--- START Information provided ---

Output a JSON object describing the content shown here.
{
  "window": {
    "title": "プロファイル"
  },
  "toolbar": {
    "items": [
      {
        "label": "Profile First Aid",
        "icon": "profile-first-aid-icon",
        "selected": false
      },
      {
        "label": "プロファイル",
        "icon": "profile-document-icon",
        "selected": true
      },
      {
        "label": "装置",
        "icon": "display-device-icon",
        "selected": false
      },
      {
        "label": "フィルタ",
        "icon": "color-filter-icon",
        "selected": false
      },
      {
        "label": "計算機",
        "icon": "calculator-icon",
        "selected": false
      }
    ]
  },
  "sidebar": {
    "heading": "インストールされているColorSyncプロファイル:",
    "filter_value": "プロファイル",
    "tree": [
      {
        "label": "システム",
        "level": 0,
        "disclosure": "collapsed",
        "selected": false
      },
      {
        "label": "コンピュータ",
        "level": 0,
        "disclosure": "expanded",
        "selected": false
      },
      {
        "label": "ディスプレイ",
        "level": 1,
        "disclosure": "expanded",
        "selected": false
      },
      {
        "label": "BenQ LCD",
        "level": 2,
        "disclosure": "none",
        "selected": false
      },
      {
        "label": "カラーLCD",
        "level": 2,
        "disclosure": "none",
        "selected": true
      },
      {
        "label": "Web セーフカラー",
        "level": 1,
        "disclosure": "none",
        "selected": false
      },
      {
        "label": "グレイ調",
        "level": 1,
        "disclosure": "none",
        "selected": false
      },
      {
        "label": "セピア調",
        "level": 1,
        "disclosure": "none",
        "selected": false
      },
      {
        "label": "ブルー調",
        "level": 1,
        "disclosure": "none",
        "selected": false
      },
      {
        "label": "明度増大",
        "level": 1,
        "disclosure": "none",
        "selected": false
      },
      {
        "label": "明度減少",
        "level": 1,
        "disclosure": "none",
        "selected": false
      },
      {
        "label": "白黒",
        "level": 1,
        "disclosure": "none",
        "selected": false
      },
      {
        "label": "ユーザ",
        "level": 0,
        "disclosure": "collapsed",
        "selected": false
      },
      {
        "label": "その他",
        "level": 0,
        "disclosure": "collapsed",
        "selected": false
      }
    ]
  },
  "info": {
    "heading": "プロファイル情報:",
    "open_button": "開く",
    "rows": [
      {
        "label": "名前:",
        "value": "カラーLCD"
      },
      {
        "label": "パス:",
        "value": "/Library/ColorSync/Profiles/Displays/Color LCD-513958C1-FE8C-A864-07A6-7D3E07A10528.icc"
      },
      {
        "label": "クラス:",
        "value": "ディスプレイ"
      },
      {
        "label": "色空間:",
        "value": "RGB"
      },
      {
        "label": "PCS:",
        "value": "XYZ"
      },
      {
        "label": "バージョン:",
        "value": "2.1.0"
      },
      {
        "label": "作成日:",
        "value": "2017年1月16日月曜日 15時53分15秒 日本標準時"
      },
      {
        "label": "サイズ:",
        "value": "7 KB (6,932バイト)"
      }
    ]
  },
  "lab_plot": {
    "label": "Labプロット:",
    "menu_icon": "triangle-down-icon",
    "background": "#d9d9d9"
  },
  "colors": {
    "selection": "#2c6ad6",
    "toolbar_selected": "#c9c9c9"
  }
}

--- END Information provided ---

> **Task objective**
Faithfully transcribe the whole of the data.

> **Exercise solution**
Output a JSON object describing the content shown here.
{
  "window": {
    "title": "プロファイル"
  },
  "toolbar": {
    "items": [
      {
        "label": "Profile First Aid",
        "icon": "profile-first-aid-icon",
        "selected": false
      },
      {
        "label": "プロファイル",
        "icon": "profile-document-icon",
        "selected": true
      },
      {
        "label": "装置",
        "icon": "display-device-icon",
        "selected": false
      },
      {
        "label": "フィルタ",
        "icon": "color-filter-icon",
        "selected": false
      },
      {
        "label": "計算機",
        "icon": "calculator-icon",
        "selected": false
      }
    ]
  },
  "sidebar": {
    "heading": "インストールされているColorSyncプロファイル:",
    "filter_value": "プロファイル",
    "tree": [
      {
        "label": "システム",
        "level": 0,
        "disclosure": "collapsed",
        "selected": false
      },
      {
        "label": "コンピュータ",
        "level": 0,
        "disclosure": "expanded",
        "selected": false
      },
      {
        "label": "ディスプレイ",
        "level": 1,
        "disclosure": "expanded",
        "selected": false
      },
      {
        "label": "BenQ LCD",
        "level": 2,
        "disclosure": "none",
        "selected": false
      },
      {
        "label": "カラーLCD",
        "level": 2,
        "disclosure": "none",
        "selected": true
      },
      {
        "label": "Web セーフカラー",
        "level": 1,
        "disclosure": "none",
        "selected": false
      },
      {
        "label": "グレイ調",
        "level": 1,
        "disclosure": "none",
        "selected": false
      },
      {
        "label": "セピア調",
        "level": 1,
        "disclosure": "none",
        "selected": false
      },
      {
        "label": "ブルー調",
        "level": 1,
        "disclosure": "none",
        "selected": false
      },
      {
        "label": "明度増大",
        "level": 1,
        "disclosure": "none",
        "selected": false
      },
      {
        "label": "明度減少",
        "level": 1,
        "disclosure": "none",
        "selected": false
      },
      {
        "label": "白黒",
        "level": 1,
        "disclosure": "none",
        "selected": false
      },
      {
        "label": "ユーザ",
        "level": 0,
        "disclosure": "collapsed",
        "selected": false
      },
      {
        "label": "その他",
        "level": 0,
        "disclosure": "collapsed",
        "selected": false
      }
    ]
  },
  "info": {
    "heading": "プロファイル情報:",
    "open_button": "開く",
    "rows": [
      {
        "label": "名前:",
        "value": "カラーLCD"
      },
      {
        "label": "パス:",
        "value": "/Library/ColorSync/Profiles/Displays/Color LCD-513958C1-FE8C-A864-07A6-7D3E07A10528.icc"
      },
      {
        "label": "クラス:",
        "value": "ディスプレイ"
      },
      {
        "label": "色空間:",
        "value": "RGB"
      },
      {
        "label": "PCS:",
        "value": "XYZ"
      },
      {
        "label": "バージョン:",
        "value": "2.1.0"
      },
      {
        "label": "作成日:",
        "value": "2017年1月16日月曜日 15時53分15秒 日本標準時"
      },
      {
        "label": "サイズ:",
        "value": "7 KB (6,932バイト)"
      }
    ]
  },
  "lab_plot": {
    "label": "Labプロット:",
    "menu_icon": "triangle-down-icon",
    "background": "#d9d9d9"
  },
  "colors": {
    "selection": "#2c6ad6",
    "toolbar_selected": "#c9c9c9"
  }
}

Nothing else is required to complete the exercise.